AIM OF THE TASK:
Do not carry the pictures over; copy every other part of the entries exactly.

***** DATA SECTION

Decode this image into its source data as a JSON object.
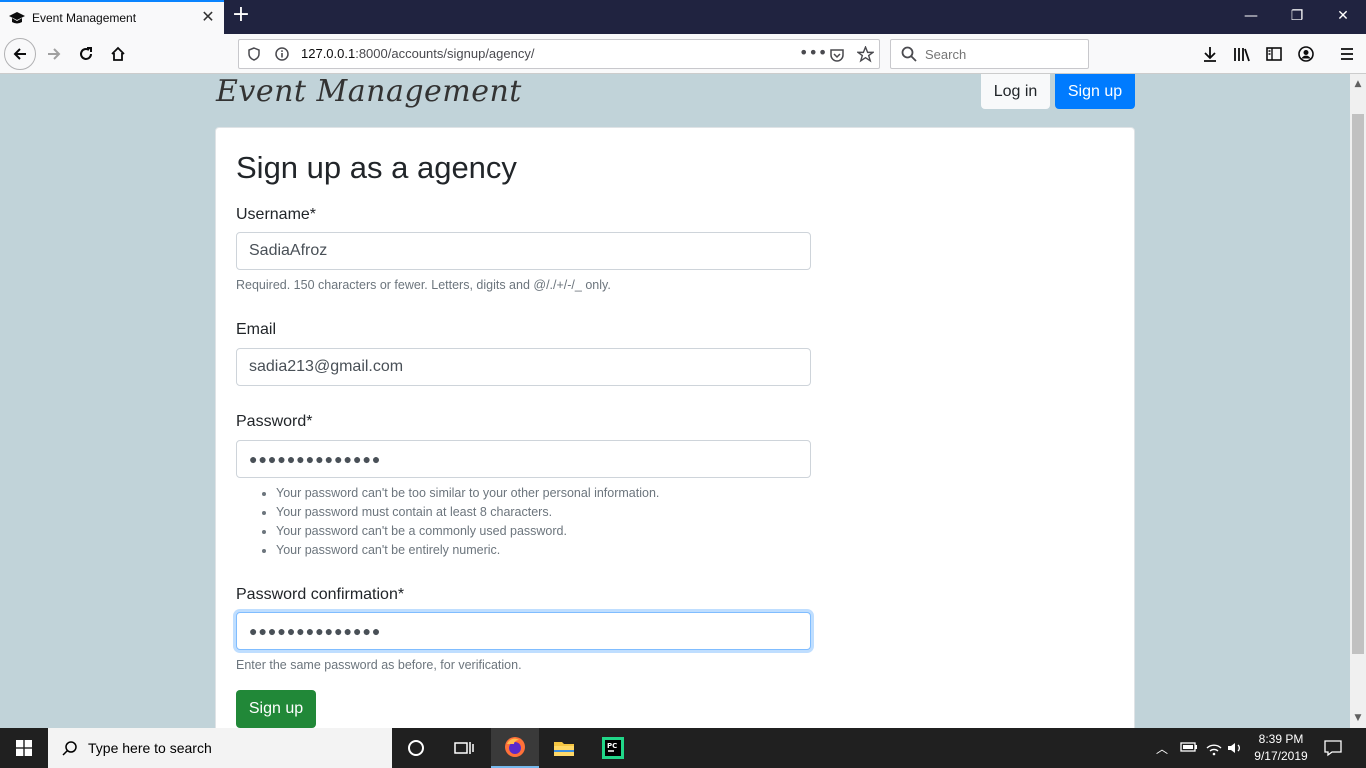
{
  "browser": {
    "tab_title": "Event Management",
    "url_host": "127.0.0.1",
    "url_rest": ":8000/accounts/signup/agency/",
    "search_placeholder": "Search"
  },
  "site": {
    "brand": "Event Management",
    "nav_login": "Log in",
    "nav_signup": "Sign up"
  },
  "form": {
    "title": "Sign up as a agency",
    "username_label": "Username*",
    "username_value": "SadiaAfroz",
    "username_help": "Required. 150 characters or fewer. Letters, digits and @/./+/-/_ only.",
    "email_label": "Email",
    "email_value": "sadia213@gmail.com",
    "password_label": "Password*",
    "password_value": "●●●●●●●●●●●●●●",
    "password_help": [
      "Your password can't be too similar to your other personal information.",
      "Your password must contain at least 8 characters.",
      "Your password can't be a commonly used password.",
      "Your password can't be entirely numeric."
    ],
    "password2_label": "Password confirmation*",
    "password2_value": "●●●●●●●●●●●●●●",
    "password2_help": "Enter the same password as before, for verification.",
    "submit_label": "Sign up"
  },
  "taskbar": {
    "search_text": "Type here to search",
    "time": "8:39 PM",
    "date": "9/17/2019"
  },
  "colors": {
    "page_bg": "#c1d3d9",
    "primary": "#007bff",
    "success": "#218838"
  }
}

**********

WRITTEN ANSWER:
Decode this image into its source data as a JSON object.
{
  "browser": {
    "tab_title": "Event Management",
    "url_host": "127.0.0.1",
    "url_rest": ":8000/accounts/signup/agency/",
    "search_placeholder": "Search"
  },
  "site": {
    "brand": "Event Management",
    "nav_login": "Log in",
    "nav_signup": "Sign up"
  },
  "form": {
    "title": "Sign up as a agency",
    "username_label": "Username*",
    "username_value": "SadiaAfroz",
    "username_help": "Required. 150 characters or fewer. Letters, digits and @/./+/-/_ only.",
    "email_label": "Email",
    "email_value": "sadia213@gmail.com",
    "password_label": "Password*",
    "password_value": "●●●●●●●●●●●●●●",
    "password_help": [
      "Your password can't be too similar to your other personal information.",
      "Your password must contain at least 8 characters.",
      "Your password can't be a commonly used password.",
      "Your password can't be entirely numeric."
    ],
    "password2_label": "Password confirmation*",
    "password2_value": "●●●●●●●●●●●●●●",
    "password2_help": "Enter the same password as before, for verification.",
    "submit_label": "Sign up"
  },
  "taskbar": {
    "search_text": "Type here to search",
    "time": "8:39 PM",
    "date": "9/17/2019"
  },
  "colors": {
    "page_bg": "#c1d3d9",
    "primary": "#007bff",
    "success": "#218838"
  }
}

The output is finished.